Source records:
◆ ◆ ◆ ◆ ◆ ◆ ◆
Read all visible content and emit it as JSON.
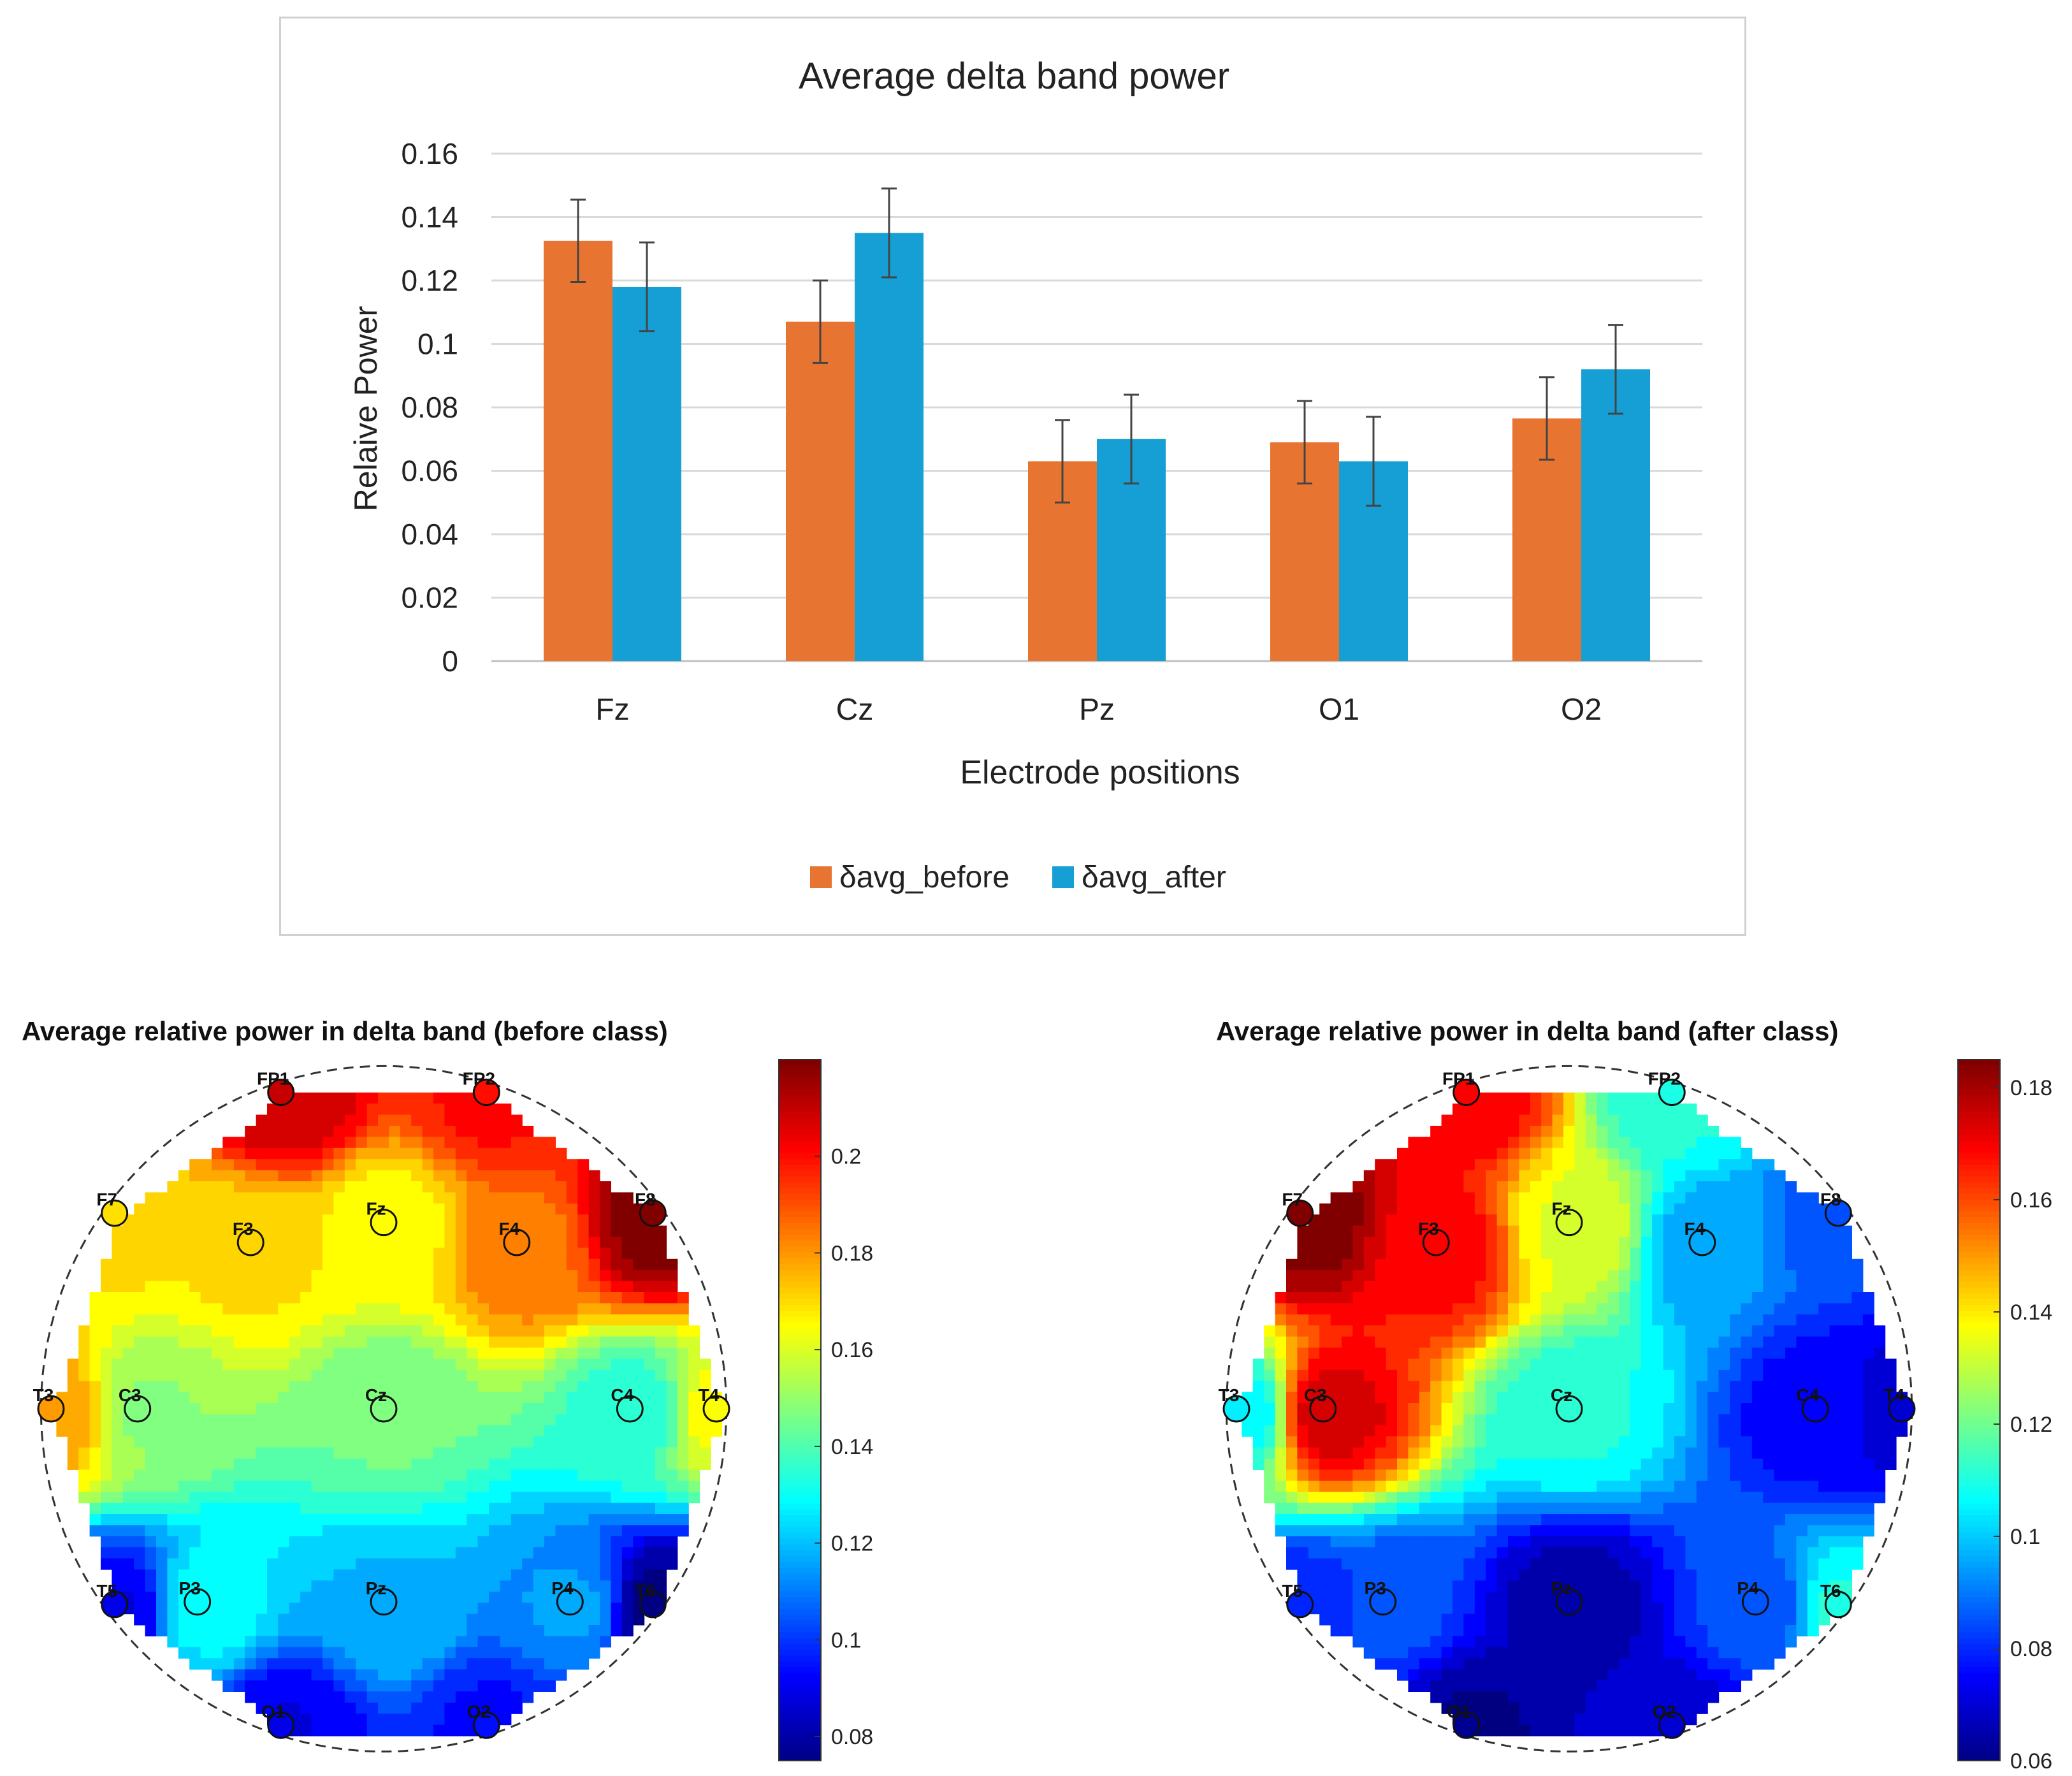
{
  "chart_data": [
    {
      "type": "bar",
      "title": "Average delta band power",
      "xlabel": "Electrode positions",
      "ylabel": "Relaive Power",
      "ylim": [
        0,
        0.16
      ],
      "yticks": [
        "0",
        "0.02",
        "0.04",
        "0.06",
        "0.08",
        "0.1",
        "0.12",
        "0.14",
        "0.16"
      ],
      "categories": [
        "Fz",
        "Cz",
        "Pz",
        "O1",
        "O2"
      ],
      "series": [
        {
          "name": "δavg_before",
          "color": "#E87432",
          "values": [
            0.1325,
            0.107,
            0.063,
            0.069,
            0.0765
          ],
          "error": [
            0.013,
            0.013,
            0.013,
            0.013,
            0.013
          ]
        },
        {
          "name": "δavg_after",
          "color": "#169FD5",
          "values": [
            0.118,
            0.135,
            0.07,
            0.063,
            0.092
          ],
          "error": [
            0.014,
            0.014,
            0.014,
            0.014,
            0.014
          ]
        }
      ],
      "legend_position": "bottom-center",
      "grid": true
    },
    {
      "type": "heatmap",
      "title": "Average relative power in delta band (before class)",
      "colorbar": {
        "min": 0.075,
        "max": 0.22,
        "ticks": [
          "0.08",
          "0.1",
          "0.12",
          "0.14",
          "0.16",
          "0.18",
          "0.2"
        ]
      },
      "electrodes": [
        {
          "label": "FP1",
          "value": 0.21
        },
        {
          "label": "FP2",
          "value": 0.2
        },
        {
          "label": "F7",
          "value": 0.17
        },
        {
          "label": "F3",
          "value": 0.17
        },
        {
          "label": "Fz",
          "value": 0.165
        },
        {
          "label": "F4",
          "value": 0.185
        },
        {
          "label": "F8",
          "value": 0.22
        },
        {
          "label": "T3",
          "value": 0.18
        },
        {
          "label": "C3",
          "value": 0.15
        },
        {
          "label": "Cz",
          "value": 0.145
        },
        {
          "label": "C4",
          "value": 0.135
        },
        {
          "label": "T4",
          "value": 0.165
        },
        {
          "label": "T5",
          "value": 0.09
        },
        {
          "label": "P3",
          "value": 0.13
        },
        {
          "label": "Pz",
          "value": 0.12
        },
        {
          "label": "P4",
          "value": 0.115
        },
        {
          "label": "T6",
          "value": 0.075
        },
        {
          "label": "O1",
          "value": 0.09
        },
        {
          "label": "O2",
          "value": 0.095
        }
      ]
    },
    {
      "type": "heatmap",
      "title": "Average relative power in delta band (after class)",
      "colorbar": {
        "min": 0.06,
        "max": 0.185,
        "ticks": [
          "0.06",
          "0.08",
          "0.1",
          "0.12",
          "0.14",
          "0.16",
          "0.18"
        ]
      },
      "electrodes": [
        {
          "label": "FP1",
          "value": 0.17
        },
        {
          "label": "FP2",
          "value": 0.11
        },
        {
          "label": "F7",
          "value": 0.185
        },
        {
          "label": "F3",
          "value": 0.17
        },
        {
          "label": "Fz",
          "value": 0.135
        },
        {
          "label": "F4",
          "value": 0.095
        },
        {
          "label": "F8",
          "value": 0.085
        },
        {
          "label": "T3",
          "value": 0.105
        },
        {
          "label": "C3",
          "value": 0.175
        },
        {
          "label": "Cz",
          "value": 0.11
        },
        {
          "label": "C4",
          "value": 0.075
        },
        {
          "label": "T4",
          "value": 0.07
        },
        {
          "label": "T5",
          "value": 0.08
        },
        {
          "label": "P3",
          "value": 0.085
        },
        {
          "label": "Pz",
          "value": 0.065
        },
        {
          "label": "P4",
          "value": 0.085
        },
        {
          "label": "T6",
          "value": 0.11
        },
        {
          "label": "O1",
          "value": 0.062
        },
        {
          "label": "O2",
          "value": 0.07
        }
      ]
    }
  ]
}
◆ ◆ ◆ ◆ ◆ ◆ ◆
Task objective: Quote the preceding listing precisely and completely, omitting its images.

Response to this exercise:
Read all visible content and emit it as JSON.
{
  "chart_data": [
    {
      "type": "bar",
      "title": "Average delta band power",
      "xlabel": "Electrode positions",
      "ylabel": "Relaive Power",
      "ylim": [
        0,
        0.16
      ],
      "yticks": [
        "0",
        "0.02",
        "0.04",
        "0.06",
        "0.08",
        "0.1",
        "0.12",
        "0.14",
        "0.16"
      ],
      "categories": [
        "Fz",
        "Cz",
        "Pz",
        "O1",
        "O2"
      ],
      "series": [
        {
          "name": "δavg_before",
          "color": "#E87432",
          "values": [
            0.1325,
            0.107,
            0.063,
            0.069,
            0.0765
          ],
          "error": [
            0.013,
            0.013,
            0.013,
            0.013,
            0.013
          ]
        },
        {
          "name": "δavg_after",
          "color": "#169FD5",
          "values": [
            0.118,
            0.135,
            0.07,
            0.063,
            0.092
          ],
          "error": [
            0.014,
            0.014,
            0.014,
            0.014,
            0.014
          ]
        }
      ],
      "legend_position": "bottom-center",
      "grid": true
    },
    {
      "type": "heatmap",
      "title": "Average relative power in delta band (before class)",
      "colorbar": {
        "min": 0.075,
        "max": 0.22,
        "ticks": [
          "0.08",
          "0.1",
          "0.12",
          "0.14",
          "0.16",
          "0.18",
          "0.2"
        ]
      },
      "electrodes": [
        {
          "label": "FP1",
          "value": 0.21
        },
        {
          "label": "FP2",
          "value": 0.2
        },
        {
          "label": "F7",
          "value": 0.17
        },
        {
          "label": "F3",
          "value": 0.17
        },
        {
          "label": "Fz",
          "value": 0.165
        },
        {
          "label": "F4",
          "value": 0.185
        },
        {
          "label": "F8",
          "value": 0.22
        },
        {
          "label": "T3",
          "value": 0.18
        },
        {
          "label": "C3",
          "value": 0.15
        },
        {
          "label": "Cz",
          "value": 0.145
        },
        {
          "label": "C4",
          "value": 0.135
        },
        {
          "label": "T4",
          "value": 0.165
        },
        {
          "label": "T5",
          "value": 0.09
        },
        {
          "label": "P3",
          "value": 0.13
        },
        {
          "label": "Pz",
          "value": 0.12
        },
        {
          "label": "P4",
          "value": 0.115
        },
        {
          "label": "T6",
          "value": 0.075
        },
        {
          "label": "O1",
          "value": 0.09
        },
        {
          "label": "O2",
          "value": 0.095
        }
      ]
    },
    {
      "type": "heatmap",
      "title": "Average relative power in delta band (after class)",
      "colorbar": {
        "min": 0.06,
        "max": 0.185,
        "ticks": [
          "0.06",
          "0.08",
          "0.1",
          "0.12",
          "0.14",
          "0.16",
          "0.18"
        ]
      },
      "electrodes": [
        {
          "label": "FP1",
          "value": 0.17
        },
        {
          "label": "FP2",
          "value": 0.11
        },
        {
          "label": "F7",
          "value": 0.185
        },
        {
          "label": "F3",
          "value": 0.17
        },
        {
          "label": "Fz",
          "value": 0.135
        },
        {
          "label": "F4",
          "value": 0.095
        },
        {
          "label": "F8",
          "value": 0.085
        },
        {
          "label": "T3",
          "value": 0.105
        },
        {
          "label": "C3",
          "value": 0.175
        },
        {
          "label": "Cz",
          "value": 0.11
        },
        {
          "label": "C4",
          "value": 0.075
        },
        {
          "label": "T4",
          "value": 0.07
        },
        {
          "label": "T5",
          "value": 0.08
        },
        {
          "label": "P3",
          "value": 0.085
        },
        {
          "label": "Pz",
          "value": 0.065
        },
        {
          "label": "P4",
          "value": 0.085
        },
        {
          "label": "T6",
          "value": 0.11
        },
        {
          "label": "O1",
          "value": 0.062
        },
        {
          "label": "O2",
          "value": 0.07
        }
      ]
    }
  ]
}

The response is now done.